The problem>
Will you transcribe the entries that follow, exactly and in full?

Extracted information>
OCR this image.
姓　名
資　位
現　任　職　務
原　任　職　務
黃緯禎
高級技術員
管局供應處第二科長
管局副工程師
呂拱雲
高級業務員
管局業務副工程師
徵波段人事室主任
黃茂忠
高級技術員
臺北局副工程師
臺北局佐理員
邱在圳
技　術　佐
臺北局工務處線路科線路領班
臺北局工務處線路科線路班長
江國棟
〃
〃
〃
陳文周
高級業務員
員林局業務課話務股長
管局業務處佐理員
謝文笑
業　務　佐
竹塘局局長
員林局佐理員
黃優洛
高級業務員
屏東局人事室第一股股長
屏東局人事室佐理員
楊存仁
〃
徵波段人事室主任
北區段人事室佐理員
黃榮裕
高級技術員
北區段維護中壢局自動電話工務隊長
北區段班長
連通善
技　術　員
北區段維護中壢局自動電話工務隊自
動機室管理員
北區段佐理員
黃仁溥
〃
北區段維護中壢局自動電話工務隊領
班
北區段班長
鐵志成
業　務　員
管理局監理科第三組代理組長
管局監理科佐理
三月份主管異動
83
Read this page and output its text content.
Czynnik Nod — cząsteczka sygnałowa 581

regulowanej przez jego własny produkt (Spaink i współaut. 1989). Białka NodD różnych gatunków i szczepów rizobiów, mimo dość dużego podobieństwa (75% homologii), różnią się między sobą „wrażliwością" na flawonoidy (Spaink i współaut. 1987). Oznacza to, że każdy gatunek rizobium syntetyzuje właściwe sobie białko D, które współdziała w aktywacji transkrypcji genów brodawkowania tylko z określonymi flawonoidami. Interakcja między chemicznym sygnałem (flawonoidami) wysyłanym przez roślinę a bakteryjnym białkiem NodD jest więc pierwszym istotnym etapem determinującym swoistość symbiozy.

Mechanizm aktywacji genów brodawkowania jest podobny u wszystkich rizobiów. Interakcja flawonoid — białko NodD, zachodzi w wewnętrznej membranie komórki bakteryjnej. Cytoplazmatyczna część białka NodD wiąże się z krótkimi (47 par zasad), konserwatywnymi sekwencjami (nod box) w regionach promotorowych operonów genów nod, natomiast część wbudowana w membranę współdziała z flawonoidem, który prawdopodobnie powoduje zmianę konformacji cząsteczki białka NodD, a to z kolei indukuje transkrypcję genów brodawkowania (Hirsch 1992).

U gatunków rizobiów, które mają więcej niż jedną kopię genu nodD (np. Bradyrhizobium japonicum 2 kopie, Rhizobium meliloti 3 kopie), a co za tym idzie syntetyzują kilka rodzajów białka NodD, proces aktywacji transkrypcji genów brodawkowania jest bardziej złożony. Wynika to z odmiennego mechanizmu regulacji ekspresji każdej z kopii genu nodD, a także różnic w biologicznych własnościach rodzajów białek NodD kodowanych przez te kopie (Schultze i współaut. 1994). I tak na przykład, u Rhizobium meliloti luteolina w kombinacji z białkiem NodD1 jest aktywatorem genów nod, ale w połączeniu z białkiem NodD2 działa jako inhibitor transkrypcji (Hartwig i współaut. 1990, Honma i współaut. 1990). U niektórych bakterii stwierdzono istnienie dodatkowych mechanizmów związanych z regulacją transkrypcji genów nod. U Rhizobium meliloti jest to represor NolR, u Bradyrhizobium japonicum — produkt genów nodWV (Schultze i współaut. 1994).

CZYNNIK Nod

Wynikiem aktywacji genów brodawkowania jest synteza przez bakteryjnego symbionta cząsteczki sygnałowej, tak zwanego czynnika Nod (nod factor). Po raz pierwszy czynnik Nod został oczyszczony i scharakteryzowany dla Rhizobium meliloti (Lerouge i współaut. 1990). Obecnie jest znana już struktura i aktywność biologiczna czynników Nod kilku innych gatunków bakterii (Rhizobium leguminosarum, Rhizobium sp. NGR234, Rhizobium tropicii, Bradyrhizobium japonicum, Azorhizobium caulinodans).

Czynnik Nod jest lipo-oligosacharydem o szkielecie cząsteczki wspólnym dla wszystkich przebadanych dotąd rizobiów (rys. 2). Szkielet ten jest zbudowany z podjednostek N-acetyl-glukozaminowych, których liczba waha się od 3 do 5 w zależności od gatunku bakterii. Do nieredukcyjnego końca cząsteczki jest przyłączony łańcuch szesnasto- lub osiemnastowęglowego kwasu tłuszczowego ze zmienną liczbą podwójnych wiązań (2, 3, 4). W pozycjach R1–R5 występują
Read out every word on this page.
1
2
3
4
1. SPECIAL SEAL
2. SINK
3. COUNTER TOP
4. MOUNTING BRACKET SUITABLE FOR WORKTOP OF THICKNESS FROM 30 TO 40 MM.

Result below>
OCR this image.
姓　名
資　位
現　任　職　務
原　任　職　務
黃緯禎
高級技術員
管局供應處第二科長
管局副工程師
呂拱雲
高級業務員
管局業務副工程師
徵波段人事室主任
黃茂忠
高級技術員
臺北局副工程師
臺北局佐理員
邱在圳
技　術　佐
臺北局工務處線路科線路領班
臺北局工務處線路科線路班長
江國棟
〃
〃
〃
陳文周
高級業務員
員林局業務課話務股長
管局業務處佐理員
謝文笑
業　務　佐
竹塘局局長
員林局佐理員
黃優洛
高級業務員
屏東局人事室第一股股長
屏東局人事室佐理員
楊存仁
〃
徵波段人事室主任
北區段人事室佐理員
黃榮裕
高級技術員
北區段維護中壢局自動電話工務隊長
北區段班長
連通善
技　術　員
北區段維護中壢局自動電話工務隊自
動機室管理員
北區段佐理員
黃仁溥
〃
北區段維護中壢局自動電話工務隊領
班
北區段班長
鐵志成
業　務　員
管理局監理科第三組代理組長
管局監理科佐理
三月份主管異動
83
Read this page and output its text content.
Czynnik Nod — cząsteczka sygnałowa 581

regulowanej przez jego własny produkt (Spaink i współaut. 1989). Białka NodD różnych gatunków i szczepów rizobiów, mimo dość dużego podobieństwa (75% homologii), różnią się między sobą „wrażliwością" na flawonoidy (Spaink i współaut. 1987). Oznacza to, że każdy gatunek rizobium syntetyzuje właściwe sobie białko D, które współdziała w aktywacji transkrypcji genów brodawkowania tylko z określonymi flawonoidami. Interakcja między chemicznym sygnałem (flawonoidami) wysyłanym przez roślinę a bakteryjnym białkiem NodD jest więc pierwszym istotnym etapem determinującym swoistość symbiozy.

Mechanizm aktywacji genów brodawkowania jest podobny u wszystkich rizobiów. Interakcja flawonoid — białko NodD, zachodzi w wewnętrznej membranie komórki bakteryjnej. Cytoplazmatyczna część białka NodD wiąże się z krótkimi (47 par zasad), konserwatywnymi sekwencjami (nod box) w regionach promotorowych operonów genów nod, natomiast część wbudowana w membranę współdziała z flawonoidem, który prawdopodobnie powoduje zmianę konformacji cząsteczki białka NodD, a to z kolei indukuje transkrypcję genów brodawkowania (Hirsch 1992).

U gatunków rizobiów, które mają więcej niż jedną kopię genu nodD (np. Bradyrhizobium japonicum 2 kopie, Rhizobium meliloti 3 kopie), a co za tym idzie syntetyzują kilka rodzajów białka NodD, proces aktywacji transkrypcji genów brodawkowania jest bardziej złożony. Wynika to z odmiennego mechanizmu regulacji ekspresji każdej z kopii genu nodD, a także różnic w biologicznych własnościach rodzajów białek NodD kodowanych przez te kopie (Schultze i współaut. 1994). I tak na przykład, u Rhizobium meliloti luteolina w kombinacji z białkiem NodD1 jest aktywatorem genów nod, ale w połączeniu z białkiem NodD2 działa jako inhibitor transkrypcji (Hartwig i współaut. 1990, Honma i współaut. 1990). U niektórych bakterii stwierdzono istnienie dodatkowych mechanizmów związanych z regulacją transkrypcji genów nod. U Rhizobium meliloti jest to represor NolR, u Bradyrhizobium japonicum — produkt genów nodWV (Schultze i współaut. 1994).

CZYNNIK Nod

Wynikiem aktywacji genów brodawkowania jest synteza przez bakteryjnego symbionta cząsteczki sygnałowej, tak zwanego czynnika Nod (nod factor). Po raz pierwszy czynnik Nod został oczyszczony i scharakteryzowany dla Rhizobium meliloti (Lerouge i współaut. 1990). Obecnie jest znana już struktura i aktywność biologiczna czynników Nod kilku innych gatunków bakterii (Rhizobium leguminosarum, Rhizobium sp. NGR234, Rhizobium tropicii, Bradyrhizobium japonicum, Azorhizobium caulinodans).

Czynnik Nod jest lipo-oligosacharydem o szkielecie cząsteczki wspólnym dla wszystkich przebadanych dotąd rizobiów (rys. 2). Szkielet ten jest zbudowany z podjednostek N-acetyl-glukozaminowych, których liczba waha się od 3 do 5 w zależności od gatunku bakterii. Do nieredukcyjnego końca cząsteczki jest przyłączony łańcuch szesnasto- lub osiemnastowęglowego kwasu tłuszczowego ze zmienną liczbą podwójnych wiązań (2, 3, 4). W pozycjach R1–R5 występują
Read out every word on this page.
1
2
3
4
1. SPECIAL SEAL
2. SINK
3. COUNTER TOP
4. MOUNTING BRACKET SUITABLE FOR WORKTOP OF THICKNESS FROM 30 TO 40 MM.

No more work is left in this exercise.